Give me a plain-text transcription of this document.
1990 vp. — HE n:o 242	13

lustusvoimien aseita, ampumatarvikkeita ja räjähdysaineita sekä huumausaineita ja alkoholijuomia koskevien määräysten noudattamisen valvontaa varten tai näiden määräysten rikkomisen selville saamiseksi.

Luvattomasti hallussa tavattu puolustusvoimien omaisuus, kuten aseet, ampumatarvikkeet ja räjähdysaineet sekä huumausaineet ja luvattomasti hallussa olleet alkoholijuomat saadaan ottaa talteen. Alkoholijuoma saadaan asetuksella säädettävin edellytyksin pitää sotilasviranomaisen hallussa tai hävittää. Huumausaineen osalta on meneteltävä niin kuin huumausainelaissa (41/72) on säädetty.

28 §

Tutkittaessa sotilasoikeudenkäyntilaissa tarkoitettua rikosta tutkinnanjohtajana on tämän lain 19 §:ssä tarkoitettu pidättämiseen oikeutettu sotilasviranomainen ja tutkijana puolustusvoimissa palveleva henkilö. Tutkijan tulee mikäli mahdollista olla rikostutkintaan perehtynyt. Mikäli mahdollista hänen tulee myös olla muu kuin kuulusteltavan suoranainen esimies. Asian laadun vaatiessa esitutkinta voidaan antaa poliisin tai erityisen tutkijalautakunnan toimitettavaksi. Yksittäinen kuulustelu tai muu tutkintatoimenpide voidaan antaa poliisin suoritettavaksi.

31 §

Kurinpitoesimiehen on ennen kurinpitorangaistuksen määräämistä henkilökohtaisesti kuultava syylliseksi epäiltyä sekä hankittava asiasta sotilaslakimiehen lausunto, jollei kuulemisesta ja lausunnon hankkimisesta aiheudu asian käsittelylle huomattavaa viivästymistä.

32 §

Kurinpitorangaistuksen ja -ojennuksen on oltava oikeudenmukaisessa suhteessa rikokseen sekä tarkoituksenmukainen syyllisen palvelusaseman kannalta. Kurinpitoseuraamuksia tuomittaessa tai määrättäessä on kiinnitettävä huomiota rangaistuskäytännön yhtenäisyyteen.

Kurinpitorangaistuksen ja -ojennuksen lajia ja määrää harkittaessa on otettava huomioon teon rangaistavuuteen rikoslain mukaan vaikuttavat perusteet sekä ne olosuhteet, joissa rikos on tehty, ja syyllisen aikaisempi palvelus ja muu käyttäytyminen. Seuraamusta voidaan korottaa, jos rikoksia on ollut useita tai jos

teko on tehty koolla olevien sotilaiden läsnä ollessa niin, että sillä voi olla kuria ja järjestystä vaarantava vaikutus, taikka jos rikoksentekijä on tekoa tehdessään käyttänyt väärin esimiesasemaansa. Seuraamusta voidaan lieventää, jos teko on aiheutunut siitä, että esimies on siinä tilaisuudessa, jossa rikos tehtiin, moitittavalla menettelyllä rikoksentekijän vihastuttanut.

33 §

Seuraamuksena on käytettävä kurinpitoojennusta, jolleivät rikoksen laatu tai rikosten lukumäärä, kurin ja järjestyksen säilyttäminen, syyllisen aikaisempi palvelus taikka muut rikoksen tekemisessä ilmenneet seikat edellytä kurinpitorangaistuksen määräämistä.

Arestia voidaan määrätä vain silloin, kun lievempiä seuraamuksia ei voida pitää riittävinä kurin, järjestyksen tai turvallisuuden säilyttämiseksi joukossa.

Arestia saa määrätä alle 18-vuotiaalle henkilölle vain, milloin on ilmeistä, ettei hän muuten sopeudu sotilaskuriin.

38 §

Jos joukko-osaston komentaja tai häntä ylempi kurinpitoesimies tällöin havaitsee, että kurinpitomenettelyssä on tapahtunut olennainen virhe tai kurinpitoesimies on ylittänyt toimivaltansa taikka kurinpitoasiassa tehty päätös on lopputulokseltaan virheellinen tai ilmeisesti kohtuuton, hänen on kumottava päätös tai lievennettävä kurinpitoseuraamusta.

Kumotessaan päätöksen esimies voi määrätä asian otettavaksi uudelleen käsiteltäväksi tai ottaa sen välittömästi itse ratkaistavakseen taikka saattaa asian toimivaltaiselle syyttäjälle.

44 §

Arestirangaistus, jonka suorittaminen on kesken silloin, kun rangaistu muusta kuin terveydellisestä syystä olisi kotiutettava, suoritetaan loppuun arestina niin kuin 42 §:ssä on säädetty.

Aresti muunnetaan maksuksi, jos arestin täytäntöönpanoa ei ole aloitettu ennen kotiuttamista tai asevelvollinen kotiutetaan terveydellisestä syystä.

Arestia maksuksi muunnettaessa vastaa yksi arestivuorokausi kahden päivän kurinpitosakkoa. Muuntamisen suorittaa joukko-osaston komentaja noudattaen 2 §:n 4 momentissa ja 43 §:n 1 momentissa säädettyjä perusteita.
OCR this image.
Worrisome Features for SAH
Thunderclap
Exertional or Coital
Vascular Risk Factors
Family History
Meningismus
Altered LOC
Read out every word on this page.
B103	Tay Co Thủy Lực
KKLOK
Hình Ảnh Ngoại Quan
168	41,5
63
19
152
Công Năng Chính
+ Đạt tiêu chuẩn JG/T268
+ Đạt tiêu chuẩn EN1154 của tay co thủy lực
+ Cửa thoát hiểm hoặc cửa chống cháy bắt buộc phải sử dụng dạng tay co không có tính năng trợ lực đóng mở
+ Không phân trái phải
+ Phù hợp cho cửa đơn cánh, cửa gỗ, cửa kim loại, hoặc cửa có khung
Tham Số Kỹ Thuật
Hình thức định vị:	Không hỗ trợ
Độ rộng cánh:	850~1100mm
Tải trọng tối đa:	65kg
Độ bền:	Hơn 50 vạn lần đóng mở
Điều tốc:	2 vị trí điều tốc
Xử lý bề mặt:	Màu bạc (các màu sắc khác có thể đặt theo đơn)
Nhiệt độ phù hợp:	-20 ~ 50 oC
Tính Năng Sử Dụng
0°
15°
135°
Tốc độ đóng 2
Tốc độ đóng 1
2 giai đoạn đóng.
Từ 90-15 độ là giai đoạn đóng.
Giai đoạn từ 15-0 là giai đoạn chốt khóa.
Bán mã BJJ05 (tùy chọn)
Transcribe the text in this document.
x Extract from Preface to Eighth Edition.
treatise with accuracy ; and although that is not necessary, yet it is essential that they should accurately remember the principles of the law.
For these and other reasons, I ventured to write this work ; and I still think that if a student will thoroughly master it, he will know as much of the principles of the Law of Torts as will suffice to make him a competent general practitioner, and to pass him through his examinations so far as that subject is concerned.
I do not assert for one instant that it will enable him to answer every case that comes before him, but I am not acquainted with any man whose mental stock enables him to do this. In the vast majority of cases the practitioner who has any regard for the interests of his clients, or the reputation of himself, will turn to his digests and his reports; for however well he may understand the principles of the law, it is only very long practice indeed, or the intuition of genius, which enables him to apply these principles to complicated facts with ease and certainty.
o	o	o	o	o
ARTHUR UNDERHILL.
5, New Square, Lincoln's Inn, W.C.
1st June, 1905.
# # #
● WHAT YOU WILL DO: Please restate the records in full, word for word.

● REPLY TO THE TASK:
Give me a plain-text transcription of this document.
1990 vp. — HE n:o 242	13

lustusvoimien aseita, ampumatarvikkeita ja räjähdysaineita sekä huumausaineita ja alkoholijuomia koskevien määräysten noudattamisen valvontaa varten tai näiden määräysten rikkomisen selville saamiseksi.

Luvattomasti hallussa tavattu puolustusvoimien omaisuus, kuten aseet, ampumatarvikkeet ja räjähdysaineet sekä huumausaineet ja luvattomasti hallussa olleet alkoholijuomat saadaan ottaa talteen. Alkoholijuoma saadaan asetuksella säädettävin edellytyksin pitää sotilasviranomaisen hallussa tai hävittää. Huumausaineen osalta on meneteltävä niin kuin huumausainelaissa (41/72) on säädetty.

28 §

Tutkittaessa sotilasoikeudenkäyntilaissa tarkoitettua rikosta tutkinnanjohtajana on tämän lain 19 §:ssä tarkoitettu pidättämiseen oikeutettu sotilasviranomainen ja tutkijana puolustusvoimissa palveleva henkilö. Tutkijan tulee mikäli mahdollista olla rikostutkintaan perehtynyt. Mikäli mahdollista hänen tulee myös olla muu kuin kuulusteltavan suoranainen esimies. Asian laadun vaatiessa esitutkinta voidaan antaa poliisin tai erityisen tutkijalautakunnan toimitettavaksi. Yksittäinen kuulustelu tai muu tutkintatoimenpide voidaan antaa poliisin suoritettavaksi.

31 §

Kurinpitoesimiehen on ennen kurinpitorangaistuksen määräämistä henkilökohtaisesti kuultava syylliseksi epäiltyä sekä hankittava asiasta sotilaslakimiehen lausunto, jollei kuulemisesta ja lausunnon hankkimisesta aiheudu asian käsittelylle huomattavaa viivästymistä.

32 §

Kurinpitorangaistuksen ja -ojennuksen on oltava oikeudenmukaisessa suhteessa rikokseen sekä tarkoituksenmukainen syyllisen palvelusaseman kannalta. Kurinpitoseuraamuksia tuomittaessa tai määrättäessä on kiinnitettävä huomiota rangaistuskäytännön yhtenäisyyteen.

Kurinpitorangaistuksen ja -ojennuksen lajia ja määrää harkittaessa on otettava huomioon teon rangaistavuuteen rikoslain mukaan vaikuttavat perusteet sekä ne olosuhteet, joissa rikos on tehty, ja syyllisen aikaisempi palvelus ja muu käyttäytyminen. Seuraamusta voidaan korottaa, jos rikoksia on ollut useita tai jos

teko on tehty koolla olevien sotilaiden läsnä ollessa niin, että sillä voi olla kuria ja järjestystä vaarantava vaikutus, taikka jos rikoksentekijä on tekoa tehdessään käyttänyt väärin esimiesasemaansa. Seuraamusta voidaan lieventää, jos teko on aiheutunut siitä, että esimies on siinä tilaisuudessa, jossa rikos tehtiin, moitittavalla menettelyllä rikoksentekijän vihastuttanut.

33 §

Seuraamuksena on käytettävä kurinpitoojennusta, jolleivät rikoksen laatu tai rikosten lukumäärä, kurin ja järjestyksen säilyttäminen, syyllisen aikaisempi palvelus taikka muut rikoksen tekemisessä ilmenneet seikat edellytä kurinpitorangaistuksen määräämistä.

Arestia voidaan määrätä vain silloin, kun lievempiä seuraamuksia ei voida pitää riittävinä kurin, järjestyksen tai turvallisuuden säilyttämiseksi joukossa.

Arestia saa määrätä alle 18-vuotiaalle henkilölle vain, milloin on ilmeistä, ettei hän muuten sopeudu sotilaskuriin.

38 §

Jos joukko-osaston komentaja tai häntä ylempi kurinpitoesimies tällöin havaitsee, että kurinpitomenettelyssä on tapahtunut olennainen virhe tai kurinpitoesimies on ylittänyt toimivaltansa taikka kurinpitoasiassa tehty päätös on lopputulokseltaan virheellinen tai ilmeisesti kohtuuton, hänen on kumottava päätös tai lievennettävä kurinpitoseuraamusta.

Kumotessaan päätöksen esimies voi määrätä asian otettavaksi uudelleen käsiteltäväksi tai ottaa sen välittömästi itse ratkaistavakseen taikka saattaa asian toimivaltaiselle syyttäjälle.

44 §

Arestirangaistus, jonka suorittaminen on kesken silloin, kun rangaistu muusta kuin terveydellisestä syystä olisi kotiutettava, suoritetaan loppuun arestina niin kuin 42 §:ssä on säädetty.

Aresti muunnetaan maksuksi, jos arestin täytäntöönpanoa ei ole aloitettu ennen kotiuttamista tai asevelvollinen kotiutetaan terveydellisestä syystä.

Arestia maksuksi muunnettaessa vastaa yksi arestivuorokausi kahden päivän kurinpitosakkoa. Muuntamisen suorittaa joukko-osaston komentaja noudattaen 2 §:n 4 momentissa ja 43 §:n 1 momentissa säädettyjä perusteita.
OCR this image.
Worrisome Features for SAH
Thunderclap
Exertional or Coital
Vascular Risk Factors
Family History
Meningismus
Altered LOC
Read out every word on this page.
B103	Tay Co Thủy Lực
KKLOK
Hình Ảnh Ngoại Quan
168	41,5
63
19
152
Công Năng Chính
+ Đạt tiêu chuẩn JG/T268
+ Đạt tiêu chuẩn EN1154 của tay co thủy lực
+ Cửa thoát hiểm hoặc cửa chống cháy bắt buộc phải sử dụng dạng tay co không có tính năng trợ lực đóng mở
+ Không phân trái phải
+ Phù hợp cho cửa đơn cánh, cửa gỗ, cửa kim loại, hoặc cửa có khung
Tham Số Kỹ Thuật
Hình thức định vị:	Không hỗ trợ
Độ rộng cánh:	850~1100mm
Tải trọng tối đa:	65kg
Độ bền:	Hơn 50 vạn lần đóng mở
Điều tốc:	2 vị trí điều tốc
Xử lý bề mặt:	Màu bạc (các màu sắc khác có thể đặt theo đơn)
Nhiệt độ phù hợp:	-20 ~ 50 oC
Tính Năng Sử Dụng
0°
15°
135°
Tốc độ đóng 2
Tốc độ đóng 1
2 giai đoạn đóng.
Từ 90-15 độ là giai đoạn đóng.
Giai đoạn từ 15-0 là giai đoạn chốt khóa.
Bán mã BJJ05 (tùy chọn)
Transcribe the text in this document.
x Extract from Preface to Eighth Edition.
treatise with accuracy ; and although that is not necessary, yet it is essential that they should accurately remember the principles of the law.
For these and other reasons, I ventured to write this work ; and I still think that if a student will thoroughly master it, he will know as much of the principles of the Law of Torts as will suffice to make him a competent general practitioner, and to pass him through his examinations so far as that subject is concerned.
I do not assert for one instant that it will enable him to answer every case that comes before him, but I am not acquainted with any man whose mental stock enables him to do this. In the vast majority of cases the practitioner who has any regard for the interests of his clients, or the reputation of himself, will turn to his digests and his reports; for however well he may understand the principles of the law, it is only very long practice indeed, or the intuition of genius, which enables him to apply these principles to complicated facts with ease and certainty.
o	o	o	o	o
ARTHUR UNDERHILL.
5, New Square, Lincoln's Inn, W.C.
1st June, 1905.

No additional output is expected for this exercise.